## Stated goal
Extract, from the records beneath this instruction, each line that contains the word "其他条件相同时".

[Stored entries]
* * * * * * * * *
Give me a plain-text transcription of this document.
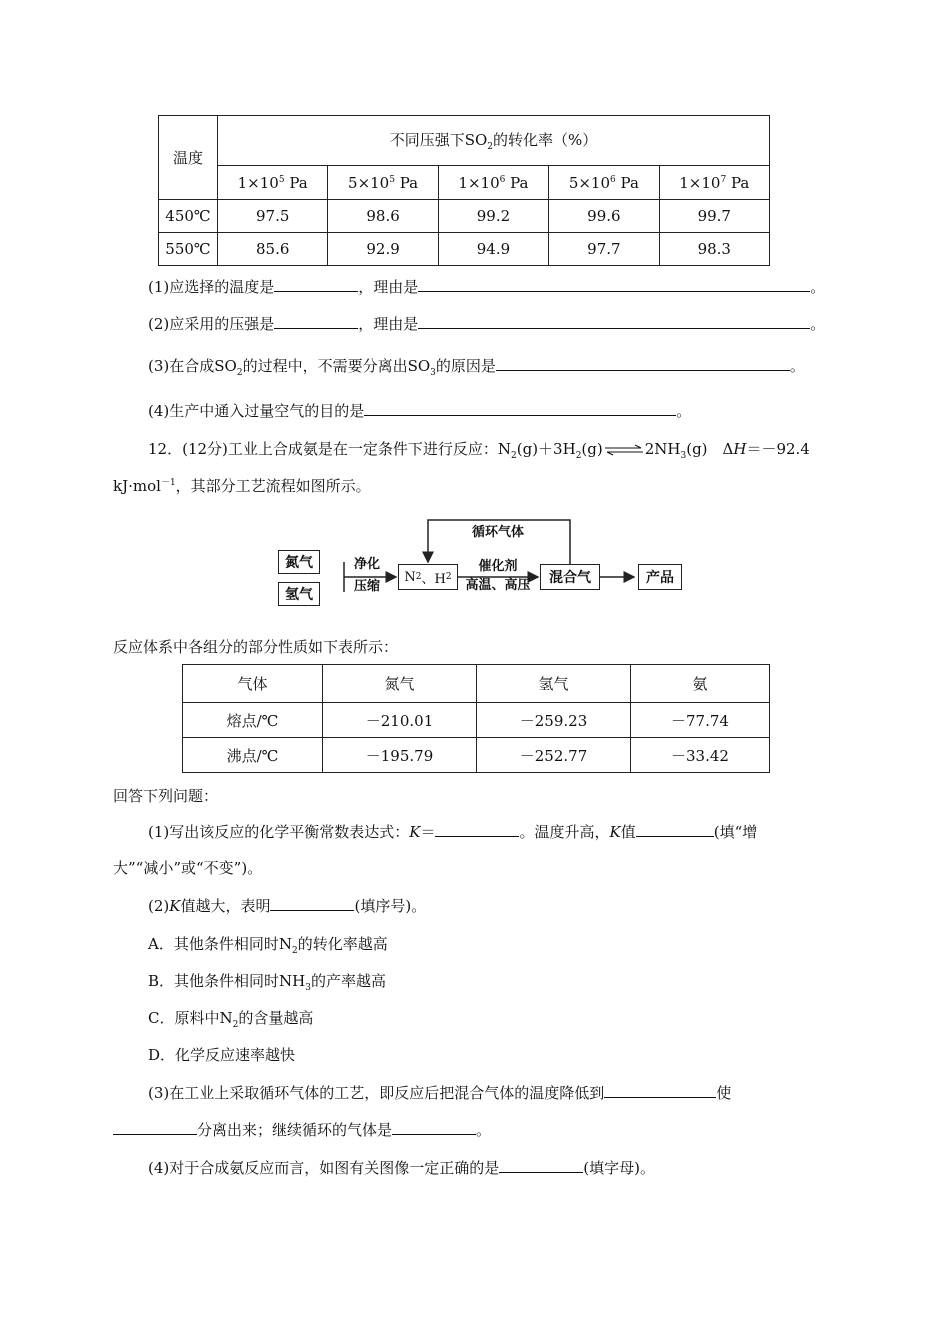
温度	不同压强下$SO_2$的转化率（%）				
	$1\times 10^5$ Pa	$5\times 10^5$ Pa	$1\times 10^6$ Pa	$5\times 10^6$ Pa	$1\times 10^7$ Pa
450℃	97.5	98.6	99.2	99.6	99.7
550℃	85.6	92.9	94.9	97.7	98.3
(1)应选择的温度是	，理由是	。
(2)应采用的压强是	，理由是	。
(3)在合成$SO_2$的过程中，不需要分离出$SO_3$的原因是	。
(4)生产中通入过量空气的目的是	。
12．(12分)工业上合成氨是在一定条件下进行反应：$N_2(g)+3H_2(g)\rightleftharpoons 2NH_3(g)$　ΔH＝－92.4
kJ·mol$^{-1}$，其部分工艺流程如图所示。
氮气
氢气
净化
压缩
N 2 、H 2
催化剂
高温、高压	混合气	产品
循环气体
反应体系中各组分的部分性质如下表所示：
气体	氮气	氢气	氨
熔点/℃	－210.01	－259.23	－77.74
沸点/℃	－195.79	－252.77	－33.42
回答下列问题：
(1)写出该反应的化学平衡常数表达式：K＝	。温度升高，K值	(填“增
大”“减小”或“不变”)。
(2)K值越大，表明	(填序号)。
A．其他条件相同时$N_2$的转化率越高
B．其他条件相同时$NH_3$的产率越高
C．原料中$N_2$的含量越高
D．化学反应速率越快
(3)在工业上采取循环气体的工艺，即反应后把混合气体的温度降低到	使
分离出来；继续循环的气体是	。
(4)对于合成氨反应而言，如图有关图像一定正确的是	(填字母)。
* * * * * * * * *
## Output of the task
A．其他条件相同时$N_2$的转化率越高
B．其他条件相同时$NH_3$的产率越高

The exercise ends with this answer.